# START OF THE DATA
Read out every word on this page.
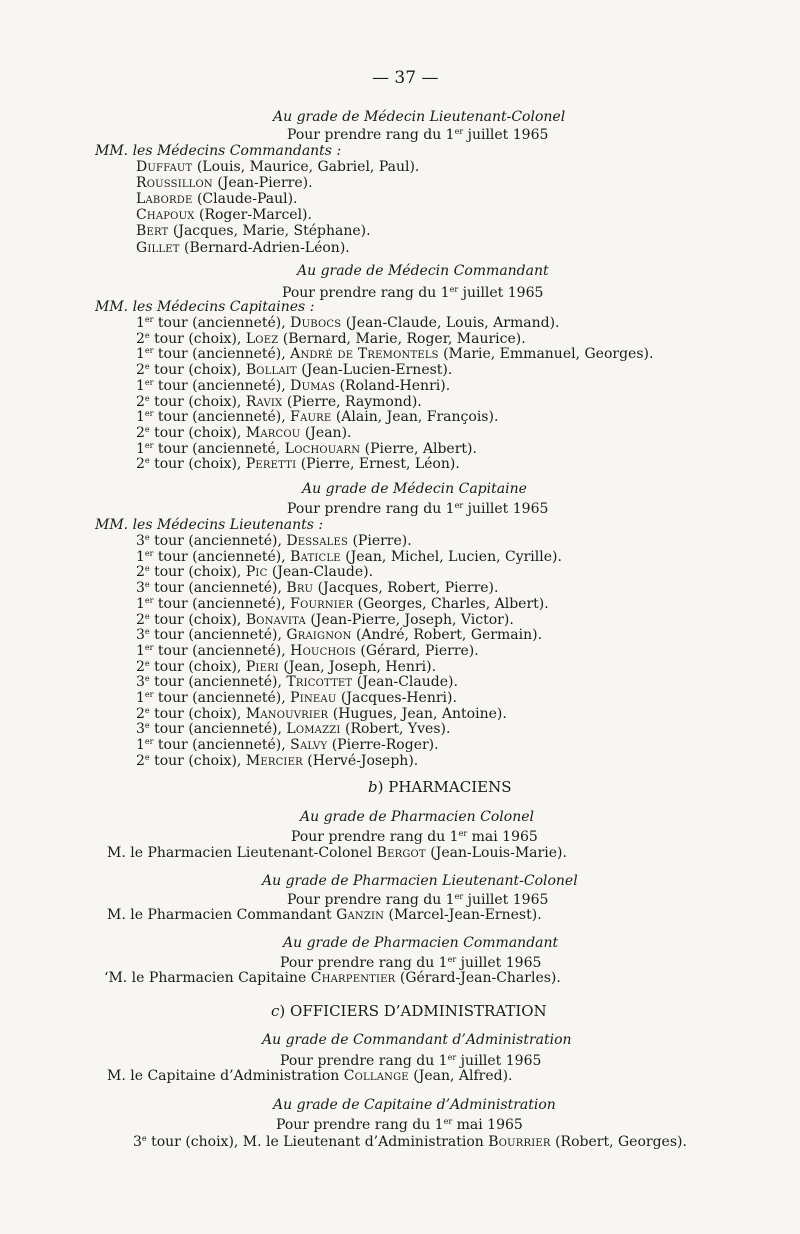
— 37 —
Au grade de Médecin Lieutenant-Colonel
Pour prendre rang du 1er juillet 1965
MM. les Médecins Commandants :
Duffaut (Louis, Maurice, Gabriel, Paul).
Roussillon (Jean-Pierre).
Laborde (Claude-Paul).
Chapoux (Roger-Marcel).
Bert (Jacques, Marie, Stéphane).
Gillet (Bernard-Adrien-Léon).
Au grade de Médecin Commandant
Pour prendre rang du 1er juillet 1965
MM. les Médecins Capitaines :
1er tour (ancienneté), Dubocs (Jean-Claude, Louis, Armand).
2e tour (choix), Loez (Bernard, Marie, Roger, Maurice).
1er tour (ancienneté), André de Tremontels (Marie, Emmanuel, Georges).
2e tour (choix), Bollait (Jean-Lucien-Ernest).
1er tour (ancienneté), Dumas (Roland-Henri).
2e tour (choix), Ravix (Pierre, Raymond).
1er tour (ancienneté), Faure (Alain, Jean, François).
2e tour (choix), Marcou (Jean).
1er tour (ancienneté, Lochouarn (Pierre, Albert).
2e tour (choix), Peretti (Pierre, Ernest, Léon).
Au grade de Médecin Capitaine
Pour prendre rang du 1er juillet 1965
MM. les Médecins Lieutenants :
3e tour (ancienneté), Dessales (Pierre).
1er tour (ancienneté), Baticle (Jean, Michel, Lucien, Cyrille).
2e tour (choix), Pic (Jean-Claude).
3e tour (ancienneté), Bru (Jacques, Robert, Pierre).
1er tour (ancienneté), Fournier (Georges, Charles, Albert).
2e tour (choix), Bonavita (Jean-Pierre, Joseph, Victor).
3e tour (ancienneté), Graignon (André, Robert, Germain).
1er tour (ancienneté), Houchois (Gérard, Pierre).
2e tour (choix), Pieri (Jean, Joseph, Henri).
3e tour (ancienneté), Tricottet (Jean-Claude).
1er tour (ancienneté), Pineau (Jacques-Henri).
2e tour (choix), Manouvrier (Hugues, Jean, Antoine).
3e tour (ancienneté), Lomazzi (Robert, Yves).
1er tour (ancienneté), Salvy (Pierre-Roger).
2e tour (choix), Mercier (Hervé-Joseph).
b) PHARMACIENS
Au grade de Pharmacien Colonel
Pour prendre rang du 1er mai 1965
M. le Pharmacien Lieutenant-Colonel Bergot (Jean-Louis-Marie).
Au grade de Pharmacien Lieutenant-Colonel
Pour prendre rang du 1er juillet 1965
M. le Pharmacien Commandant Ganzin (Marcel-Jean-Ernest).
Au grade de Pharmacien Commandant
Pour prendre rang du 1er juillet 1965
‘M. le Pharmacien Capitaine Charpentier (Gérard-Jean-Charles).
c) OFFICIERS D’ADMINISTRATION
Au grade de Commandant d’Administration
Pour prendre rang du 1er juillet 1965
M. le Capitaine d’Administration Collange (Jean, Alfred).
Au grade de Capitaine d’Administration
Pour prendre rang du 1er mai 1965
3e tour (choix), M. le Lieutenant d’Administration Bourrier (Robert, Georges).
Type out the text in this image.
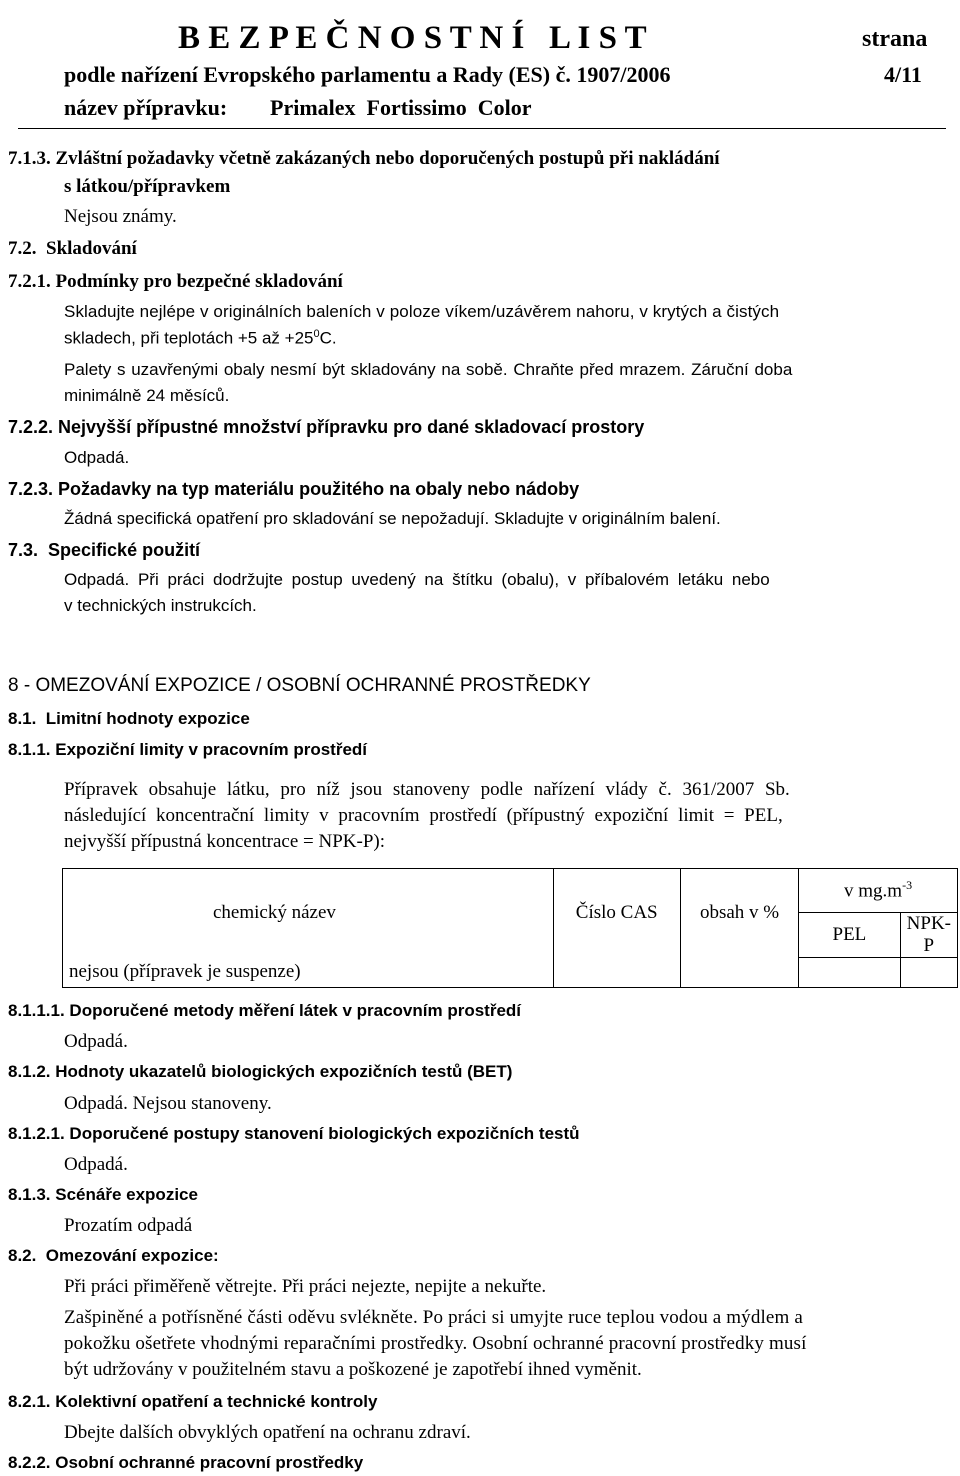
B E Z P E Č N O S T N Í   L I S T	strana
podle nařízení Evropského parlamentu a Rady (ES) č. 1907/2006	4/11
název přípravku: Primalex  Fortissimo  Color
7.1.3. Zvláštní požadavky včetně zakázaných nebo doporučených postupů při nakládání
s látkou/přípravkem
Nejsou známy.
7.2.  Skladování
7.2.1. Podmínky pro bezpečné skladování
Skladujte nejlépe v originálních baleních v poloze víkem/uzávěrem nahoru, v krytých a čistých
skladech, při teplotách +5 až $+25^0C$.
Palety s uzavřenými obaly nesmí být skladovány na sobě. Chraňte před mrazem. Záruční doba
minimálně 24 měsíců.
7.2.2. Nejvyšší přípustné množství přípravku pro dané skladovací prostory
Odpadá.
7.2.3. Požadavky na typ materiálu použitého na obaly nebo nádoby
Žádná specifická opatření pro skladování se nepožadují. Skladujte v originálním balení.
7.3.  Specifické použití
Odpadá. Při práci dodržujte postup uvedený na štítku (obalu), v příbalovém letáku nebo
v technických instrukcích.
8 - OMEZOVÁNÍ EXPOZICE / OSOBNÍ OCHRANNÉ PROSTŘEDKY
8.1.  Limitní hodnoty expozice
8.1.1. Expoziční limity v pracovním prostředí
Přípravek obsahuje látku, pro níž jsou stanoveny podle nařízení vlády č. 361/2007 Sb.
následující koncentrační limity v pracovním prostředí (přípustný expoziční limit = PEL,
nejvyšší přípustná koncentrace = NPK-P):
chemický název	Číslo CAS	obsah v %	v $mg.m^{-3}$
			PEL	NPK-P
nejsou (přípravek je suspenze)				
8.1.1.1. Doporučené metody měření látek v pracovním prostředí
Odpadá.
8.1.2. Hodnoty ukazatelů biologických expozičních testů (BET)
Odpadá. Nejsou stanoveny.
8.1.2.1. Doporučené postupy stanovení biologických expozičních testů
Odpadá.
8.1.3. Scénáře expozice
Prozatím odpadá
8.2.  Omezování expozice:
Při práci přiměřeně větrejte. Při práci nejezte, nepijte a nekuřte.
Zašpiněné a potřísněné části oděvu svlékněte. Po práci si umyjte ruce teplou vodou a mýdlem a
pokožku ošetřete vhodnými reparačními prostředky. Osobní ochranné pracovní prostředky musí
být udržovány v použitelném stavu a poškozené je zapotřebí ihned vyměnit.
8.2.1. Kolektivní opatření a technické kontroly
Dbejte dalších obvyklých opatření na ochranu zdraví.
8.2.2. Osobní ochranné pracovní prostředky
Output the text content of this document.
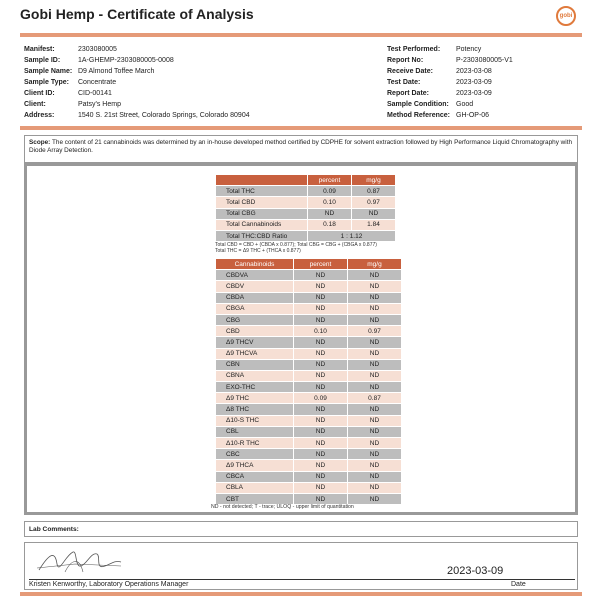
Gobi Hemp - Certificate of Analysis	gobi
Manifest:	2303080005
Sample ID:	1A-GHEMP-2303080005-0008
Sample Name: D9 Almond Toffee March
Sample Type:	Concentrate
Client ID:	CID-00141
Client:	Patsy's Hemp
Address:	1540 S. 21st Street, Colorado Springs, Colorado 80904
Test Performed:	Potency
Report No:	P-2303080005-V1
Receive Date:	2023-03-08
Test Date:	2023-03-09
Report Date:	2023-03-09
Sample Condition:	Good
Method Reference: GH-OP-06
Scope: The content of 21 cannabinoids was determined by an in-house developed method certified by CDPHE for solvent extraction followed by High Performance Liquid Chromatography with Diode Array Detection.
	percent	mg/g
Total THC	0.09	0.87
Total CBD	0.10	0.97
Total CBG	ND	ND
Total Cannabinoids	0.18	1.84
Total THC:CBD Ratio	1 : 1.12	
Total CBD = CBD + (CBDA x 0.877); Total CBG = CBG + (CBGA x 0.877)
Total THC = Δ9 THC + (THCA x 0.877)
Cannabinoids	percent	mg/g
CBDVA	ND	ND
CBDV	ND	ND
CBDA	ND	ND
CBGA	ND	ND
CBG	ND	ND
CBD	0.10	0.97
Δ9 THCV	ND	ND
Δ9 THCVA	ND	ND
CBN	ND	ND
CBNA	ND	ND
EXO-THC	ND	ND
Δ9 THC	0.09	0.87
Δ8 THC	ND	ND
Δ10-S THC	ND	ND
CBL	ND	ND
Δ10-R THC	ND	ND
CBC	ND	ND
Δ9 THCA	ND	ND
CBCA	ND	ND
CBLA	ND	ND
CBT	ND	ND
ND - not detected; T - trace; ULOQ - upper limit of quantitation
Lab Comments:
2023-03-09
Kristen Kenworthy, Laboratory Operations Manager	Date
# END OF THE DATA
:: WHAT THE TASK REQUIRES ::
Copy each line of the preceding data that contains the string "nebo".

:: FULL OUTPUT ::
7.1.3. Zvláštní požadavky včetně zakázaných nebo doporučených postupů při nakládání
7.2.3. Požadavky na typ materiálu použitého na obaly nebo nádoby
Odpadá. Při práci dodržujte postup uvedený na štítku (obalu), v příbalovém letáku nebo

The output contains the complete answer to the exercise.